WHAT YOU HAVE TO DO: Please reproduce every line of the material below word for word, changing nothing.

start SUPPLIED RECORDS

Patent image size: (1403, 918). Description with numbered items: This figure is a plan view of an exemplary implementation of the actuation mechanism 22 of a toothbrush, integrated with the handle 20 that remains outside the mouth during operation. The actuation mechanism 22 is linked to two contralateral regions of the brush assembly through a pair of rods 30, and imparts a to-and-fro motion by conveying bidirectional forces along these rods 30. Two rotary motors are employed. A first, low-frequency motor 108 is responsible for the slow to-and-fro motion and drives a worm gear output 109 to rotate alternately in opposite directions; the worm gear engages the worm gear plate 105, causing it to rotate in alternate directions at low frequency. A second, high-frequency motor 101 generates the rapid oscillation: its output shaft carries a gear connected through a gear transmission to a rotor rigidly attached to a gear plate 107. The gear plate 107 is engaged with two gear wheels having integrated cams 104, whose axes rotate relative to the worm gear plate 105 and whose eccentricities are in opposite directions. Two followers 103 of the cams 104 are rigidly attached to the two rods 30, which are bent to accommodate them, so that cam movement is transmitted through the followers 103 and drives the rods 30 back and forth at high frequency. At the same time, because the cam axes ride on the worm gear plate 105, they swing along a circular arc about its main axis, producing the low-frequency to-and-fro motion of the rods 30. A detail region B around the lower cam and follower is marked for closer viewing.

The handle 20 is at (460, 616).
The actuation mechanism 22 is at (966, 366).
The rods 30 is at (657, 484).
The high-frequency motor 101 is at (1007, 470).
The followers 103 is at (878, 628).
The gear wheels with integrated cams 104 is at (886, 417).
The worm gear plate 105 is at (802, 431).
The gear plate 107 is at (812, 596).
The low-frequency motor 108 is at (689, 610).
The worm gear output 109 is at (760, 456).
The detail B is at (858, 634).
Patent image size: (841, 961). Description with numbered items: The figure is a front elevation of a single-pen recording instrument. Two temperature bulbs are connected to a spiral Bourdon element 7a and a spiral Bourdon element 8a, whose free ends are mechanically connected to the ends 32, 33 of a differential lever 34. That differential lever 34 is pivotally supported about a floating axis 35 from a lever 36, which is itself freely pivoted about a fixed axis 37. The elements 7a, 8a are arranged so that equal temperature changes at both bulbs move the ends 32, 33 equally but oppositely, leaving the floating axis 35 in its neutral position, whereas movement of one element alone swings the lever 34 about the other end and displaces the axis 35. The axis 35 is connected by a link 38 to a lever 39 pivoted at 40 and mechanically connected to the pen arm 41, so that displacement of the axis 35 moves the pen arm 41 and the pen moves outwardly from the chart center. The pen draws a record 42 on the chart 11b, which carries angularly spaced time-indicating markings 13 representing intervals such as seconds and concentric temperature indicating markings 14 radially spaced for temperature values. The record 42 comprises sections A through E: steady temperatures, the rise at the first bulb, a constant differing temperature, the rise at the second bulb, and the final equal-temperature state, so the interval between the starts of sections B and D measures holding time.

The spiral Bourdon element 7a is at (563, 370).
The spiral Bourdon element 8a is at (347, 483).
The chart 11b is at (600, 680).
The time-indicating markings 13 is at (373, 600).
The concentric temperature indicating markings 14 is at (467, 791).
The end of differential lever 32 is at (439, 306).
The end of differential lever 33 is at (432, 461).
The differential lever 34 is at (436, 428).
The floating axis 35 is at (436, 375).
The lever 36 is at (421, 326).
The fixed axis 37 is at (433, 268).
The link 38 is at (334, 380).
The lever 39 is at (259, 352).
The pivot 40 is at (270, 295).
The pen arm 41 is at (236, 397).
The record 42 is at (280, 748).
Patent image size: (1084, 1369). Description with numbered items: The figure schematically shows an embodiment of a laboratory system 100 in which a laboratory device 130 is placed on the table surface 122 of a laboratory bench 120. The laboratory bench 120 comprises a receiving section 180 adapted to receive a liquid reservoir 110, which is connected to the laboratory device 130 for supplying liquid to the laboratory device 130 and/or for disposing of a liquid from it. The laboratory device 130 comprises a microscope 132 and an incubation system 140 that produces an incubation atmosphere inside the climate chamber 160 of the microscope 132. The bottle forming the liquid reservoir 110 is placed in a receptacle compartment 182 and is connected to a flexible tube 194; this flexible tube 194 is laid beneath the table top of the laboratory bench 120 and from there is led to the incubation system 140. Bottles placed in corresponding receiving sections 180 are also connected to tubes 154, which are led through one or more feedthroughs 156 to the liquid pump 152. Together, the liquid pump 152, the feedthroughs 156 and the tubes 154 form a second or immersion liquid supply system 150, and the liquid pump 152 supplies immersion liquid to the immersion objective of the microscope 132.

end SUPPLIED RECORDS

RESULT:
Patent image size: (1403, 918). Description with numbered items: This figure is a plan view of an exemplary implementation of the actuation mechanism 22 of a toothbrush, integrated with the handle 20 that remains outside the mouth during operation. The actuation mechanism 22 is linked to two contralateral regions of the brush assembly through a pair of rods 30, and imparts a to-and-fro motion by conveying bidirectional forces along these rods 30. Two rotary motors are employed. A first, low-frequency motor 108 is responsible for the slow to-and-fro motion and drives a worm gear output 109 to rotate alternately in opposite directions; the worm gear engages the worm gear plate 105, causing it to rotate in alternate directions at low frequency. A second, high-frequency motor 101 generates the rapid oscillation: its output shaft carries a gear connected through a gear transmission to a rotor rigidly attached to a gear plate 107. The gear plate 107 is engaged with two gear wheels having integrated cams 104, whose axes rotate relative to the worm gear plate 105 and whose eccentricities are in opposite directions. Two followers 103 of the cams 104 are rigidly attached to the two rods 30, which are bent to accommodate them, so that cam movement is transmitted through the followers 103 and drives the rods 30 back and forth at high frequency. At the same time, because the cam axes ride on the worm gear plate 105, they swing along a circular arc about its main axis, producing the low-frequency to-and-fro motion of the rods 30. A detail region B around the lower cam and follower is marked for closer viewing.

The handle 20 is at (460, 616).
The actuation mechanism 22 is at (966, 366).
The rods 30 is at (657, 484).
The high-frequency motor 101 is at (1007, 470).
The followers 103 is at (878, 628).
The gear wheels with integrated cams 104 is at (886, 417).
The worm gear plate 105 is at (802, 431).
The gear plate 107 is at (812, 596).
The low-frequency motor 108 is at (689, 610).
The worm gear output 109 is at (760, 456).
The detail B is at (858, 634).
Patent image size: (841, 961). Description with numbered items: The figure is a front elevation of a single-pen recording instrument. Two temperature bulbs are connected to a spiral Bourdon element 7a and a spiral Bourdon element 8a, whose free ends are mechanically connected to the ends 32, 33 of a differential lever 34. That differential lever 34 is pivotally supported about a floating axis 35 from a lever 36, which is itself freely pivoted about a fixed axis 37. The elements 7a, 8a are arranged so that equal temperature changes at both bulbs move the ends 32, 33 equally but oppositely, leaving the floating axis 35 in its neutral position, whereas movement of one element alone swings the lever 34 about the other end and displaces the axis 35. The axis 35 is connected by a link 38 to a lever 39 pivoted at 40 and mechanically connected to the pen arm 41, so that displacement of the axis 35 moves the pen arm 41 and the pen moves outwardly from the chart center. The pen draws a record 42 on the chart 11b, which carries angularly spaced time-indicating markings 13 representing intervals such as seconds and concentric temperature indicating markings 14 radially spaced for temperature values. The record 42 comprises sections A through E: steady temperatures, the rise at the first bulb, a constant differing temperature, the rise at the second bulb, and the final equal-temperature state, so the interval between the starts of sections B and D measures holding time.

The spiral Bourdon element 7a is at (563, 370).
The spiral Bourdon element 8a is at (347, 483).
The chart 11b is at (600, 680).
The time-indicating markings 13 is at (373, 600).
The concentric temperature indicating markings 14 is at (467, 791).
The end of differential lever 32 is at (439, 306).
The end of differential lever 33 is at (432, 461).
The differential lever 34 is at (436, 428).
The floating axis 35 is at (436, 375).
The lever 36 is at (421, 326).
The fixed axis 37 is at (433, 268).
The link 38 is at (334, 380).
The lever 39 is at (259, 352).
The pivot 40 is at (270, 295).
The pen arm 41 is at (236, 397).
The record 42 is at (280, 748).
Patent image size: (1084, 1369). Description with numbered items: The figure schematically shows an embodiment of a laboratory system 100 in which a laboratory device 130 is placed on the table surface 122 of a laboratory bench 120. The laboratory bench 120 comprises a receiving section 180 adapted to receive a liquid reservoir 110, which is connected to the laboratory device 130 for supplying liquid to the laboratory device 130 and/or for disposing of a liquid from it. The laboratory device 130 comprises a microscope 132 and an incubation system 140 that produces an incubation atmosphere inside the climate chamber 160 of the microscope 132. The bottle forming the liquid reservoir 110 is placed in a receptacle compartment 182 and is connected to a flexible tube 194; this flexible tube 194 is laid beneath the table top of the laboratory bench 120 and from there is led to the incubation system 140. Bottles placed in corresponding receiving sections 180 are also connected to tubes 154, which are led through one or more feedthroughs 156 to the liquid pump 152. Together, the liquid pump 152, the feedthroughs 156 and the tubes 154 form a second or immersion liquid supply system 150, and the liquid pump 152 supplies immersion liquid to the immersion objective of the microscope 132.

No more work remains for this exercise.